[Entries taken from a collection]
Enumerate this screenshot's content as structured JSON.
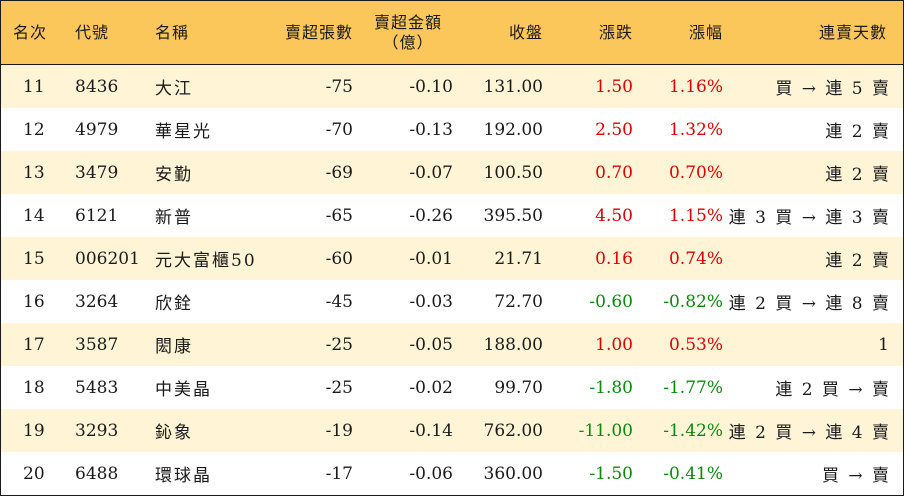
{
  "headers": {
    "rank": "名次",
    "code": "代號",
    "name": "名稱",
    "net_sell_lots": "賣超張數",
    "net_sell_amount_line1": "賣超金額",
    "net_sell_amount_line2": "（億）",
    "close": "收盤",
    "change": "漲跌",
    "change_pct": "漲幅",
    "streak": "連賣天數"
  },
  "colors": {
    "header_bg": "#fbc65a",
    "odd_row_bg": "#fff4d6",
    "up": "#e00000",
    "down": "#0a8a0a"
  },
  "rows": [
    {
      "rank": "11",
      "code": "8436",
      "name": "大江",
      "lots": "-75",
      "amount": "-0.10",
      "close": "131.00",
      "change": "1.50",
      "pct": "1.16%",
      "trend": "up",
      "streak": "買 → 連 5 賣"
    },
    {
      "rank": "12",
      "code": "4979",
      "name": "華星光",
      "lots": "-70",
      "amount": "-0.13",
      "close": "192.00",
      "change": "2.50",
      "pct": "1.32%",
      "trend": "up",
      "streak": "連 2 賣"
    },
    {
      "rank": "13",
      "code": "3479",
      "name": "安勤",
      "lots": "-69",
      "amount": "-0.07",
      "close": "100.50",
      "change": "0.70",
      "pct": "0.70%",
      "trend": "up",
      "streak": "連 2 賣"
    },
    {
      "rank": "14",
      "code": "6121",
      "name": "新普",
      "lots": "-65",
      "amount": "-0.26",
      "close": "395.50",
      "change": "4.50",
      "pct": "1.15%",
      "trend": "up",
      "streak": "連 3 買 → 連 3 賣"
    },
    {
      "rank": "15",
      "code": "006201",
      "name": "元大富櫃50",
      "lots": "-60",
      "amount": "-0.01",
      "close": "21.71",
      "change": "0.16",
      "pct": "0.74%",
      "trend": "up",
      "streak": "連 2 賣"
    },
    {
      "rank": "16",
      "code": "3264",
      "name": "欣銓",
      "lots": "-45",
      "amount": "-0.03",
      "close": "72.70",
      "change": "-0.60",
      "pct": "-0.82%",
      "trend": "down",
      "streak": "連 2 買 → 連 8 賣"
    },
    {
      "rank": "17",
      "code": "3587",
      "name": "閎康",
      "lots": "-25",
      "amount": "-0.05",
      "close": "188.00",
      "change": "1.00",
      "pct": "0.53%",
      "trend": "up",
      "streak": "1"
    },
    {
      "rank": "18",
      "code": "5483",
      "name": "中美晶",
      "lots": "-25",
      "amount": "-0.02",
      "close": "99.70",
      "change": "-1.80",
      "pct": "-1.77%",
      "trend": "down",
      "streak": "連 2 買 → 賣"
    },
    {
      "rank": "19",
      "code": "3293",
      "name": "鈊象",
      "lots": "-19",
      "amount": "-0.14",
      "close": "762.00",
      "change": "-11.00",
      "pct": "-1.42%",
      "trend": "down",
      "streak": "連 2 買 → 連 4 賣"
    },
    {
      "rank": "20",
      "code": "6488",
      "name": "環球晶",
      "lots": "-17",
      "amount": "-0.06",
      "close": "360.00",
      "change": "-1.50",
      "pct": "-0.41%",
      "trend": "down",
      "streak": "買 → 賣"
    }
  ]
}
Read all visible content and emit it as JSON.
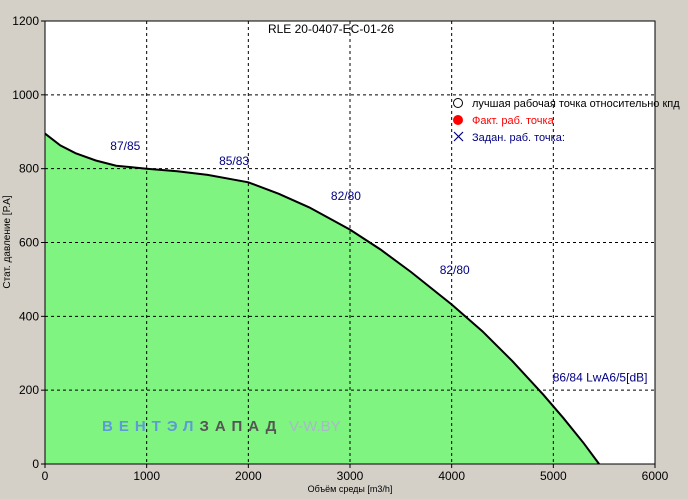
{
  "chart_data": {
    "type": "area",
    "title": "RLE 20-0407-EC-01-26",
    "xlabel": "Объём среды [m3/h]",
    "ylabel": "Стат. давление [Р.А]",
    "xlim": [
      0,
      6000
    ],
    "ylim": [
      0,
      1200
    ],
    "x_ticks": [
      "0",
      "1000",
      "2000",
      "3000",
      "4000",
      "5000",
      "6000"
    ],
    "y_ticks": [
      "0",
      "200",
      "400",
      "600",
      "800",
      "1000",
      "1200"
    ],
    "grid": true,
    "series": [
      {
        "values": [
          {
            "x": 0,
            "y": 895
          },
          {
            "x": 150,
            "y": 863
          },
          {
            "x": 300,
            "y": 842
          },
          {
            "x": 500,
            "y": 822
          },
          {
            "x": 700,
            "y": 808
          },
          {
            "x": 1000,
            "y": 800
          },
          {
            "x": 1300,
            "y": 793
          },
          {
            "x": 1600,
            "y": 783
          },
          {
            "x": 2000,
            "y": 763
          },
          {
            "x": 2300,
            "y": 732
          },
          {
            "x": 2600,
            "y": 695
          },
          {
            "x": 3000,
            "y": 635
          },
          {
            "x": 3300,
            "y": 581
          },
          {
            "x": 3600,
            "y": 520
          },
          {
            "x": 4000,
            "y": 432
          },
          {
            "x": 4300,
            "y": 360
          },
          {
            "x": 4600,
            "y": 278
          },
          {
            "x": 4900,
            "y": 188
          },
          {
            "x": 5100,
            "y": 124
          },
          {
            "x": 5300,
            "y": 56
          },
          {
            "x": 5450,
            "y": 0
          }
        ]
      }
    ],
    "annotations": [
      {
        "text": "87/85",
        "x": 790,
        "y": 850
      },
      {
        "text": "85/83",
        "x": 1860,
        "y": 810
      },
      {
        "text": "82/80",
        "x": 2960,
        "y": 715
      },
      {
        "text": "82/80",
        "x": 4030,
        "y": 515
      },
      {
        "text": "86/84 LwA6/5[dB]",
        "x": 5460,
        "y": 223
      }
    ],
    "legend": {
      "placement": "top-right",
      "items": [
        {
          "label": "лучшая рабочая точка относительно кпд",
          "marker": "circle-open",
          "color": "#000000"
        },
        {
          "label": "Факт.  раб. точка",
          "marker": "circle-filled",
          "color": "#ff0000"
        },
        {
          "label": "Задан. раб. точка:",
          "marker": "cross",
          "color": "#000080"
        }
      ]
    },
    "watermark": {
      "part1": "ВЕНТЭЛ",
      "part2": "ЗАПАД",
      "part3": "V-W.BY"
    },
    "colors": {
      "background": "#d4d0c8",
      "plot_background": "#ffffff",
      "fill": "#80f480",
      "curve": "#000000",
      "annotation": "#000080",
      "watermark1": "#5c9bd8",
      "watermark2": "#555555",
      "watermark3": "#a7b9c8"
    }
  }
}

§ **YOUR TASK**: Would you return the data exactly as written, without the pictures?

§ **FULL SOLUTION**:
Enumerate this screenshot's content as structured JSON.
{
  "headers": {
    "rank": "名次",
    "code": "代號",
    "name": "名稱",
    "net_sell_lots": "賣超張數",
    "net_sell_amount_line1": "賣超金額",
    "net_sell_amount_line2": "（億）",
    "close": "收盤",
    "change": "漲跌",
    "change_pct": "漲幅",
    "streak": "連賣天數"
  },
  "colors": {
    "header_bg": "#fbc65a",
    "odd_row_bg": "#fff4d6",
    "up": "#e00000",
    "down": "#0a8a0a"
  },
  "rows": [
    {
      "rank": "11",
      "code": "8436",
      "name": "大江",
      "lots": "-75",
      "amount": "-0.10",
      "close": "131.00",
      "change": "1.50",
      "pct": "1.16%",
      "trend": "up",
      "streak": "買 → 連 5 賣"
    },
    {
      "rank": "12",
      "code": "4979",
      "name": "華星光",
      "lots": "-70",
      "amount": "-0.13",
      "close": "192.00",
      "change": "2.50",
      "pct": "1.32%",
      "trend": "up",
      "streak": "連 2 賣"
    },
    {
      "rank": "13",
      "code": "3479",
      "name": "安勤",
      "lots": "-69",
      "amount": "-0.07",
      "close": "100.50",
      "change": "0.70",
      "pct": "0.70%",
      "trend": "up",
      "streak": "連 2 賣"
    },
    {
      "rank": "14",
      "code": "6121",
      "name": "新普",
      "lots": "-65",
      "amount": "-0.26",
      "close": "395.50",
      "change": "4.50",
      "pct": "1.15%",
      "trend": "up",
      "streak": "連 3 買 → 連 3 賣"
    },
    {
      "rank": "15",
      "code": "006201",
      "name": "元大富櫃50",
      "lots": "-60",
      "amount": "-0.01",
      "close": "21.71",
      "change": "0.16",
      "pct": "0.74%",
      "trend": "up",
      "streak": "連 2 賣"
    },
    {
      "rank": "16",
      "code": "3264",
      "name": "欣銓",
      "lots": "-45",
      "amount": "-0.03",
      "close": "72.70",
      "change": "-0.60",
      "pct": "-0.82%",
      "trend": "down",
      "streak": "連 2 買 → 連 8 賣"
    },
    {
      "rank": "17",
      "code": "3587",
      "name": "閎康",
      "lots": "-25",
      "amount": "-0.05",
      "close": "188.00",
      "change": "1.00",
      "pct": "0.53%",
      "trend": "up",
      "streak": "1"
    },
    {
      "rank": "18",
      "code": "5483",
      "name": "中美晶",
      "lots": "-25",
      "amount": "-0.02",
      "close": "99.70",
      "change": "-1.80",
      "pct": "-1.77%",
      "trend": "down",
      "streak": "連 2 買 → 賣"
    },
    {
      "rank": "19",
      "code": "3293",
      "name": "鈊象",
      "lots": "-19",
      "amount": "-0.14",
      "close": "762.00",
      "change": "-11.00",
      "pct": "-1.42%",
      "trend": "down",
      "streak": "連 2 買 → 連 4 賣"
    },
    {
      "rank": "20",
      "code": "6488",
      "name": "環球晶",
      "lots": "-17",
      "amount": "-0.06",
      "close": "360.00",
      "change": "-1.50",
      "pct": "-0.41%",
      "trend": "down",
      "streak": "買 → 賣"
    }
  ]
}
Read all visible content and emit it as JSON.
{
  "chart_data": {
    "type": "area",
    "title": "RLE 20-0407-EC-01-26",
    "xlabel": "Объём среды [m3/h]",
    "ylabel": "Стат. давление [Р.А]",
    "xlim": [
      0,
      6000
    ],
    "ylim": [
      0,
      1200
    ],
    "x_ticks": [
      "0",
      "1000",
      "2000",
      "3000",
      "4000",
      "5000",
      "6000"
    ],
    "y_ticks": [
      "0",
      "200",
      "400",
      "600",
      "800",
      "1000",
      "1200"
    ],
    "grid": true,
    "series": [
      {
        "values": [
          {
            "x": 0,
            "y": 895
          },
          {
            "x": 150,
            "y": 863
          },
          {
            "x": 300,
            "y": 842
          },
          {
            "x": 500,
            "y": 822
          },
          {
            "x": 700,
            "y": 808
          },
          {
            "x": 1000,
            "y": 800
          },
          {
            "x": 1300,
            "y": 793
          },
          {
            "x": 1600,
            "y": 783
          },
          {
            "x": 2000,
            "y": 763
          },
          {
            "x": 2300,
            "y": 732
          },
          {
            "x": 2600,
            "y": 695
          },
          {
            "x": 3000,
            "y": 635
          },
          {
            "x": 3300,
            "y": 581
          },
          {
            "x": 3600,
            "y": 520
          },
          {
            "x": 4000,
            "y": 432
          },
          {
            "x": 4300,
            "y": 360
          },
          {
            "x": 4600,
            "y": 278
          },
          {
            "x": 4900,
            "y": 188
          },
          {
            "x": 5100,
            "y": 124
          },
          {
            "x": 5300,
            "y": 56
          },
          {
            "x": 5450,
            "y": 0
          }
        ]
      }
    ],
    "annotations": [
      {
        "text": "87/85",
        "x": 790,
        "y": 850
      },
      {
        "text": "85/83",
        "x": 1860,
        "y": 810
      },
      {
        "text": "82/80",
        "x": 2960,
        "y": 715
      },
      {
        "text": "82/80",
        "x": 4030,
        "y": 515
      },
      {
        "text": "86/84 LwA6/5[dB]",
        "x": 5460,
        "y": 223
      }
    ],
    "legend": {
      "placement": "top-right",
      "items": [
        {
          "label": "лучшая рабочая точка относительно кпд",
          "marker": "circle-open",
          "color": "#000000"
        },
        {
          "label": "Факт.  раб. точка",
          "marker": "circle-filled",
          "color": "#ff0000"
        },
        {
          "label": "Задан. раб. точка:",
          "marker": "cross",
          "color": "#000080"
        }
      ]
    },
    "watermark": {
      "part1": "ВЕНТЭЛ",
      "part2": "ЗАПАД",
      "part3": "V-W.BY"
    },
    "colors": {
      "background": "#d4d0c8",
      "plot_background": "#ffffff",
      "fill": "#80f480",
      "curve": "#000000",
      "annotation": "#000080",
      "watermark1": "#5c9bd8",
      "watermark2": "#555555",
      "watermark3": "#a7b9c8"
    }
  }
}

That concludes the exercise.